--- start ---

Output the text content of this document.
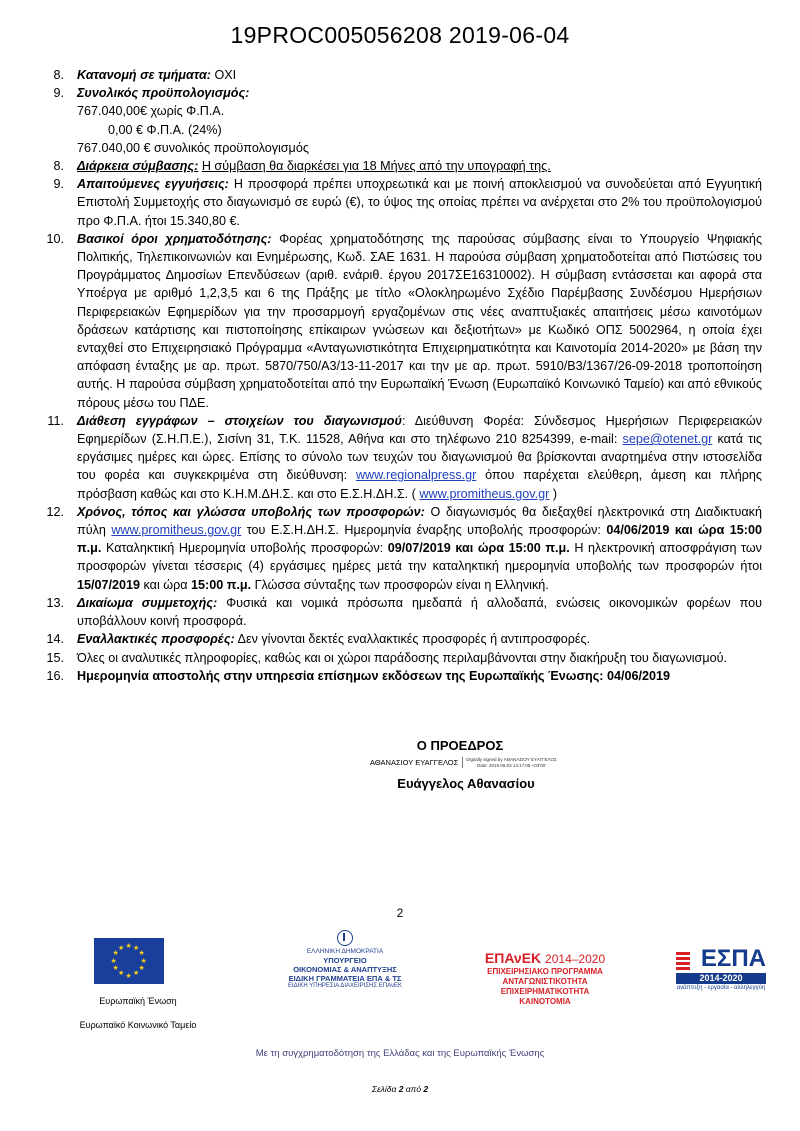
19PROC005056208 2019-06-04
8. Κατανομή σε τμήματα: ΟΧΙ
9. Συνολικός προϋπολογισμός:
767.040,00€ χωρίς Φ.Π.Α.
0,00 € Φ.Π.Α. (24%)
767.040,00 € συνολικός προϋπολογισμός
8. Διάρκεια σύμβασης: Η σύμβαση θα διαρκέσει για 18 Μήνες από την υπογραφή της.
9. Απαιτούμενες εγγυήσεις: Η προσφορά πρέπει υποχρεωτικά και με ποινή αποκλεισμού να συνοδεύεται από Εγγυητική Επιστολή Συμμετοχής στο διαγωνισμό σε ευρώ (€), το ύψος της οποίας πρέπει να ανέρχεται στο 2% του προϋπολογισμού προ Φ.Π.Α. ήτοι 15.340,80 €.
10. Βασικοί όροι χρηματοδότησης: Φορέας χρηματοδότησης της παρούσας σύμβασης είναι το Υπουργείο Ψηφιακής Πολιτικής, Τηλεπικοινωνιών και Ενημέρωσης, Κωδ. ΣΑΕ 1631. Η παρούσα σύμβαση χρηματοδοτείται από Πιστώσεις του Προγράμματος Δημοσίων Επενδύσεων (αριθ. ενάριθ. έργου 2017ΣΕ16310002). Η σύμβαση εντάσσεται και αφορά στα Υποέργα με αριθμό 1,2,3,5 και 6 της Πράξης με τίτλο «Ολοκληρωμένο Σχέδιο Παρέμβασης Συνδέσμου Ημερήσιων Περιφερειακών Εφημερίδων για την προσαρμογή εργαζομένων στις νέες αναπτυξιακές απαιτήσεις μέσω καινοτόμων δράσεων κατάρτισης και πιστοποίησης επίκαιρων γνώσεων και δεξιοτήτων» με Κωδικό ΟΠΣ 5002964, η οποία έχει ενταχθεί στο Επιχειρησιακό Πρόγραμμα «Ανταγωνιστικότητα Επιχειρηματικότητα και Καινοτομία 2014-2020» με βάση την απόφαση ένταξης με αρ. πρωτ. 5870/750/Α3/13-11-2017 και την με αρ. πρωτ. 5910/Β3/1367/26-09-2018 τροποποίηση αυτής. Η παρούσα σύμβαση χρηματοδοτείται από την Ευρωπαϊκή Ένωση (Ευρωπαϊκό Κοινωνικό Ταμείο) και από εθνικούς πόρους μέσω του ΠΔΕ.
11. Διάθεση εγγράφων – στοιχείων του διαγωνισμού: Διεύθυνση Φορέα: Σύνδεσμος Ημερήσιων Περιφερειακών Εφημερίδων (Σ.Η.Π.Ε.), Σισίνη 31, Τ.Κ. 11528, Αθήνα και στο τηλέφωνο 210 8254399, e-mail: sepe@otenet.gr κατά τις εργάσιμες ημέρες και ώρες. Επίσης το σύνολο των τευχών του διαγωνισμού θα βρίσκονται αναρτημένα στην ιστοσελίδα του φορέα και συγκεκριμένα στη διεύθυνση: www.regionalpress.gr όπου παρέχεται ελεύθερη, άμεση και πλήρης πρόσβαση καθώς και στο Κ.Η.Μ.ΔΗ.Σ. και στο Ε.Σ.Η.ΔΗ.Σ. ( www.promitheus.gov.gr )
12. Χρόνος, τόπος και γλώσσα υποβολής των προσφορών: Ο διαγωνισμός θα διεξαχθεί ηλεκτρονικά στη Διαδικτυακή πύλη www.promitheus.gov.gr του Ε.Σ.Η.ΔΗ.Σ. Ημερομηνία έναρξης υποβολής προσφορών: 04/06/2019 και ώρα 15:00 π.μ. Καταληκτική Ημερομηνία υποβολής προσφορών: 09/07/2019 και ώρα 15:00 π.μ. Η ηλεκτρονική αποσφράγιση των προσφορών γίνεται τέσσερις (4) εργάσιμες ημέρες μετά την καταληκτική ημερομηνία υποβολής των προσφορών ήτοι 15/07/2019 και ώρα 15:00 π.μ. Γλώσσα σύνταξης των προσφορών είναι η Ελληνική.
13. Δικαίωμα συμμετοχής: Φυσικά και νομικά πρόσωπα ημεδαπά ή αλλοδαπά, ενώσεις οικονομικών φορέων που υποβάλλουν κοινή προσφορά.
14. Εναλλακτικές προσφορές: Δεν γίνονται δεκτές εναλλακτικές προσφορές ή αντιπροσφορές.
15. Όλες οι αναλυτικές πληροφορίες, καθώς και οι χώροι παράδοσης περιλαμβάνονται στην διακήρυξη του διαγωνισμού.
16. Ημερομηνία αποστολής στην υπηρεσία επίσημων εκδόσεων της Ευρωπαϊκής Ένωσης: 04/06/2019
Ο ΠΡΟΕΔΡΟΣ
ΑΘΑΝΑΣΙΟΥ ΕΥΑΓΓΕΛΟΣ	Digitally signed by ΑΘΑΝΑΣΙΟΥ ΕΥΑΓΓΕΛΟΣ
Date: 2019.06.03 14:17:09 +03'00'
Ευάγγελος Αθανασίου
2
★ ★
★
★
★
★
★
★
★
★
★
★
Ευρωπαϊκή Ένωση
Ευρωπαϊκό Κοινωνικό Ταμείο
ΕΛΛΗΝΙΚΗ ΔΗΜΟΚΡΑΤΙΑ
ΥΠΟΥΡΓΕΙΟ
ΟΙΚΟΝΟΜΙΑΣ & ΑΝΑΠΤΥΞΗΣ
ΕΙΔΙΚΗ ΓΡΑΜΜΑΤΕΙΑ ΕΠΑ & ΤΣ
ΕΙΔΙΚΗ ΥΠΗΡΕΣΙΑ ΔΙΑΧΕΙΡΙΣΗΣ ΕΠΑνΕΚ
ΕΠΑνΕΚ 2014–2020
ΕΠΙΧΕΙΡΗΣΙΑΚΟ ΠΡΟΓΡΑΜΜΑ
ΑΝΤΑΓΩΝΙΣΤΙΚΟΤΗΤΑ
ΕΠΙΧΕΙΡΗΜΑΤΙΚΟΤΗΤΑ
ΚΑΙΝΟΤΟΜΙΑ
ΕΣΠΑ
2014-2020
ανάπτυξη - εργασία - αλληλεγγύη
Με τη συγχρηματοδότηση της Ελλάδας και της Ευρωπαϊκής Ένωσης
Σελίδα 2 από 2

--- end ---

Work required: Select every line in the records above that contains the word "Ευρωπαϊκής".

Response to the exercise:
16. Ημερομηνία αποστολής στην υπηρεσία επίσημων εκδόσεων της Ευρωπαϊκής Ένωσης: 04/06/2019
Με τη συγχρηματοδότηση της Ελλάδας και της Ευρωπαϊκής Ένωσης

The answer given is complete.